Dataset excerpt
══════════

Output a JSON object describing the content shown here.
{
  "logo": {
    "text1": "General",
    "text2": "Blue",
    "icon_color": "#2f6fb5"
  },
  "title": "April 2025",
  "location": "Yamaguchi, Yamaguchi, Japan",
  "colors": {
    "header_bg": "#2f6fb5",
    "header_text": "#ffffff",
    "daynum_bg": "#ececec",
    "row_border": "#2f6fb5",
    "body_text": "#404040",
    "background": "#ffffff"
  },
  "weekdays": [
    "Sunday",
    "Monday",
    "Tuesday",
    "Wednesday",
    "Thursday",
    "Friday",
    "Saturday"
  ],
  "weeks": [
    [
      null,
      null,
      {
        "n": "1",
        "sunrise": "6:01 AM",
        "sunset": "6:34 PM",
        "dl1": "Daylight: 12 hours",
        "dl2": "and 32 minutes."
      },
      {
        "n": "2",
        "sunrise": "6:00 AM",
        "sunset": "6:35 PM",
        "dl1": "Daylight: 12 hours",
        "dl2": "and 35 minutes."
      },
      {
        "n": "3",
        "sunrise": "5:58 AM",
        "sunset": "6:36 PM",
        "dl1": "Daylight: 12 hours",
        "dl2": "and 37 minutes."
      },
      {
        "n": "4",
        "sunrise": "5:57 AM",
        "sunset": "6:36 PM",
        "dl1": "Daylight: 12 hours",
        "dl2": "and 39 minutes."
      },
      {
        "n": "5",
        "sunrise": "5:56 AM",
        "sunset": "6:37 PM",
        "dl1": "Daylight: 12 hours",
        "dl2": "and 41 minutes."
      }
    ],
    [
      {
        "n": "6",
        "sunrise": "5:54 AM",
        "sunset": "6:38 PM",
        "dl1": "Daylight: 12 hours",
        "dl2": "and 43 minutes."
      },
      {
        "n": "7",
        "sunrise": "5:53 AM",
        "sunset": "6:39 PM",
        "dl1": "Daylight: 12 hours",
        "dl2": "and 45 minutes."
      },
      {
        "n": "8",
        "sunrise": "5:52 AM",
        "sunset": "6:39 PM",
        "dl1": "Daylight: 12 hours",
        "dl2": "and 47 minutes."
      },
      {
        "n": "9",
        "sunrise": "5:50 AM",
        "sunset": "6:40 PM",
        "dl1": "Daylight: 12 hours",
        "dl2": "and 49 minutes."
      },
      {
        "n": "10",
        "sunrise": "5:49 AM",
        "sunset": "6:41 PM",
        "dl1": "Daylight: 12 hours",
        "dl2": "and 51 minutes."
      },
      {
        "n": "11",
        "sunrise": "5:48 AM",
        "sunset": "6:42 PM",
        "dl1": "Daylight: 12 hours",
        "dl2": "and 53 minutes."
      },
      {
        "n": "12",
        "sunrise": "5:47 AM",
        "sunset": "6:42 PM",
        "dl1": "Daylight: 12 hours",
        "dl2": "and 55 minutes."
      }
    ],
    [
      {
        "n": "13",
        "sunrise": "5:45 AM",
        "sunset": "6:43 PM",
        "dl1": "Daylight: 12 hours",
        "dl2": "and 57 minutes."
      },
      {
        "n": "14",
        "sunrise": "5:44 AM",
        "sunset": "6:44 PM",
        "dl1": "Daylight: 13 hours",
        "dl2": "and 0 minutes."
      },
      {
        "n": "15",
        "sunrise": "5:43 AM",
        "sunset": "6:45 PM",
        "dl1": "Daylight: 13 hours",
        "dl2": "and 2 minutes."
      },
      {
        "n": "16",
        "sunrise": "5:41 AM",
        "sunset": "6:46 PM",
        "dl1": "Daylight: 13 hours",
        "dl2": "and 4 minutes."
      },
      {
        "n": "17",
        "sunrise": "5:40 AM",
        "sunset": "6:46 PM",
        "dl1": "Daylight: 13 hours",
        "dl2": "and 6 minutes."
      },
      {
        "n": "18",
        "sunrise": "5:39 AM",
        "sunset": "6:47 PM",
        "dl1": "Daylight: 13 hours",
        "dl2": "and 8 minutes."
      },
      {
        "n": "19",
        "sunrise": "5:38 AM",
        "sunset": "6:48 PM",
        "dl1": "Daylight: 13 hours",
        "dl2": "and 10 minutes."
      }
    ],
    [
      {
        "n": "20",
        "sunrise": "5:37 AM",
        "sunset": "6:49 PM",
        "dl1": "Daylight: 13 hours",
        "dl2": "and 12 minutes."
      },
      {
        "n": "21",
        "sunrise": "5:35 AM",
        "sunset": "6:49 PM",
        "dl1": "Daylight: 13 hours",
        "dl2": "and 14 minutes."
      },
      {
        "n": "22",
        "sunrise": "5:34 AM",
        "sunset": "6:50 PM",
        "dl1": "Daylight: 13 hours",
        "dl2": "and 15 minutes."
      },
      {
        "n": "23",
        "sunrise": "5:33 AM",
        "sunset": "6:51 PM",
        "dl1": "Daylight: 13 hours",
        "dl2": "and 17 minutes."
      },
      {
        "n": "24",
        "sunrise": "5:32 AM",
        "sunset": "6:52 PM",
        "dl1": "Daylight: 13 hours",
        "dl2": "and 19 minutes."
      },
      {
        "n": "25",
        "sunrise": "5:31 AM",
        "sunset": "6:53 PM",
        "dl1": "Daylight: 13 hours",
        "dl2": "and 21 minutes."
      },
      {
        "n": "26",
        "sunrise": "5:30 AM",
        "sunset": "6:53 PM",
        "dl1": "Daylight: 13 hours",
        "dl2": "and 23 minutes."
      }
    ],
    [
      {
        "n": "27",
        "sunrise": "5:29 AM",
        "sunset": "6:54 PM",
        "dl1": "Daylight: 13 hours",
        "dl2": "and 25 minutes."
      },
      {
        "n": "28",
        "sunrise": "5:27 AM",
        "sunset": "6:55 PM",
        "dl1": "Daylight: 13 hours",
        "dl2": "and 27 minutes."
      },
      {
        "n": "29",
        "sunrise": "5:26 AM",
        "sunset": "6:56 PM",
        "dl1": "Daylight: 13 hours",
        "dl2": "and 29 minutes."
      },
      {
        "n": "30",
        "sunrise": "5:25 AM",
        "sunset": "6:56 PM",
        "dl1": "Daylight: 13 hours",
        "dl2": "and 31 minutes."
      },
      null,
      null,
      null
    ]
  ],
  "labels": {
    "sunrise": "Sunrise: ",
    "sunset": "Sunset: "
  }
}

══════════

**Exercise brief**
Reproduce the full listing above, character for character.

**Solution**
Output a JSON object describing the content shown here.
{
  "logo": {
    "text1": "General",
    "text2": "Blue",
    "icon_color": "#2f6fb5"
  },
  "title": "April 2025",
  "location": "Yamaguchi, Yamaguchi, Japan",
  "colors": {
    "header_bg": "#2f6fb5",
    "header_text": "#ffffff",
    "daynum_bg": "#ececec",
    "row_border": "#2f6fb5",
    "body_text": "#404040",
    "background": "#ffffff"
  },
  "weekdays": [
    "Sunday",
    "Monday",
    "Tuesday",
    "Wednesday",
    "Thursday",
    "Friday",
    "Saturday"
  ],
  "weeks": [
    [
      null,
      null,
      {
        "n": "1",
        "sunrise": "6:01 AM",
        "sunset": "6:34 PM",
        "dl1": "Daylight: 12 hours",
        "dl2": "and 32 minutes."
      },
      {
        "n": "2",
        "sunrise": "6:00 AM",
        "sunset": "6:35 PM",
        "dl1": "Daylight: 12 hours",
        "dl2": "and 35 minutes."
      },
      {
        "n": "3",
        "sunrise": "5:58 AM",
        "sunset": "6:36 PM",
        "dl1": "Daylight: 12 hours",
        "dl2": "and 37 minutes."
      },
      {
        "n": "4",
        "sunrise": "5:57 AM",
        "sunset": "6:36 PM",
        "dl1": "Daylight: 12 hours",
        "dl2": "and 39 minutes."
      },
      {
        "n": "5",
        "sunrise": "5:56 AM",
        "sunset": "6:37 PM",
        "dl1": "Daylight: 12 hours",
        "dl2": "and 41 minutes."
      }
    ],
    [
      {
        "n": "6",
        "sunrise": "5:54 AM",
        "sunset": "6:38 PM",
        "dl1": "Daylight: 12 hours",
        "dl2": "and 43 minutes."
      },
      {
        "n": "7",
        "sunrise": "5:53 AM",
        "sunset": "6:39 PM",
        "dl1": "Daylight: 12 hours",
        "dl2": "and 45 minutes."
      },
      {
        "n": "8",
        "sunrise": "5:52 AM",
        "sunset": "6:39 PM",
        "dl1": "Daylight: 12 hours",
        "dl2": "and 47 minutes."
      },
      {
        "n": "9",
        "sunrise": "5:50 AM",
        "sunset": "6:40 PM",
        "dl1": "Daylight: 12 hours",
        "dl2": "and 49 minutes."
      },
      {
        "n": "10",
        "sunrise": "5:49 AM",
        "sunset": "6:41 PM",
        "dl1": "Daylight: 12 hours",
        "dl2": "and 51 minutes."
      },
      {
        "n": "11",
        "sunrise": "5:48 AM",
        "sunset": "6:42 PM",
        "dl1": "Daylight: 12 hours",
        "dl2": "and 53 minutes."
      },
      {
        "n": "12",
        "sunrise": "5:47 AM",
        "sunset": "6:42 PM",
        "dl1": "Daylight: 12 hours",
        "dl2": "and 55 minutes."
      }
    ],
    [
      {
        "n": "13",
        "sunrise": "5:45 AM",
        "sunset": "6:43 PM",
        "dl1": "Daylight: 12 hours",
        "dl2": "and 57 minutes."
      },
      {
        "n": "14",
        "sunrise": "5:44 AM",
        "sunset": "6:44 PM",
        "dl1": "Daylight: 13 hours",
        "dl2": "and 0 minutes."
      },
      {
        "n": "15",
        "sunrise": "5:43 AM",
        "sunset": "6:45 PM",
        "dl1": "Daylight: 13 hours",
        "dl2": "and 2 minutes."
      },
      {
        "n": "16",
        "sunrise": "5:41 AM",
        "sunset": "6:46 PM",
        "dl1": "Daylight: 13 hours",
        "dl2": "and 4 minutes."
      },
      {
        "n": "17",
        "sunrise": "5:40 AM",
        "sunset": "6:46 PM",
        "dl1": "Daylight: 13 hours",
        "dl2": "and 6 minutes."
      },
      {
        "n": "18",
        "sunrise": "5:39 AM",
        "sunset": "6:47 PM",
        "dl1": "Daylight: 13 hours",
        "dl2": "and 8 minutes."
      },
      {
        "n": "19",
        "sunrise": "5:38 AM",
        "sunset": "6:48 PM",
        "dl1": "Daylight: 13 hours",
        "dl2": "and 10 minutes."
      }
    ],
    [
      {
        "n": "20",
        "sunrise": "5:37 AM",
        "sunset": "6:49 PM",
        "dl1": "Daylight: 13 hours",
        "dl2": "and 12 minutes."
      },
      {
        "n": "21",
        "sunrise": "5:35 AM",
        "sunset": "6:49 PM",
        "dl1": "Daylight: 13 hours",
        "dl2": "and 14 minutes."
      },
      {
        "n": "22",
        "sunrise": "5:34 AM",
        "sunset": "6:50 PM",
        "dl1": "Daylight: 13 hours",
        "dl2": "and 15 minutes."
      },
      {
        "n": "23",
        "sunrise": "5:33 AM",
        "sunset": "6:51 PM",
        "dl1": "Daylight: 13 hours",
        "dl2": "and 17 minutes."
      },
      {
        "n": "24",
        "sunrise": "5:32 AM",
        "sunset": "6:52 PM",
        "dl1": "Daylight: 13 hours",
        "dl2": "and 19 minutes."
      },
      {
        "n": "25",
        "sunrise": "5:31 AM",
        "sunset": "6:53 PM",
        "dl1": "Daylight: 13 hours",
        "dl2": "and 21 minutes."
      },
      {
        "n": "26",
        "sunrise": "5:30 AM",
        "sunset": "6:53 PM",
        "dl1": "Daylight: 13 hours",
        "dl2": "and 23 minutes."
      }
    ],
    [
      {
        "n": "27",
        "sunrise": "5:29 AM",
        "sunset": "6:54 PM",
        "dl1": "Daylight: 13 hours",
        "dl2": "and 25 minutes."
      },
      {
        "n": "28",
        "sunrise": "5:27 AM",
        "sunset": "6:55 PM",
        "dl1": "Daylight: 13 hours",
        "dl2": "and 27 minutes."
      },
      {
        "n": "29",
        "sunrise": "5:26 AM",
        "sunset": "6:56 PM",
        "dl1": "Daylight: 13 hours",
        "dl2": "and 29 minutes."
      },
      {
        "n": "30",
        "sunrise": "5:25 AM",
        "sunset": "6:56 PM",
        "dl1": "Daylight: 13 hours",
        "dl2": "and 31 minutes."
      },
      null,
      null,
      null
    ]
  ],
  "labels": {
    "sunrise": "Sunrise: ",
    "sunset": "Sunset: "
  }
}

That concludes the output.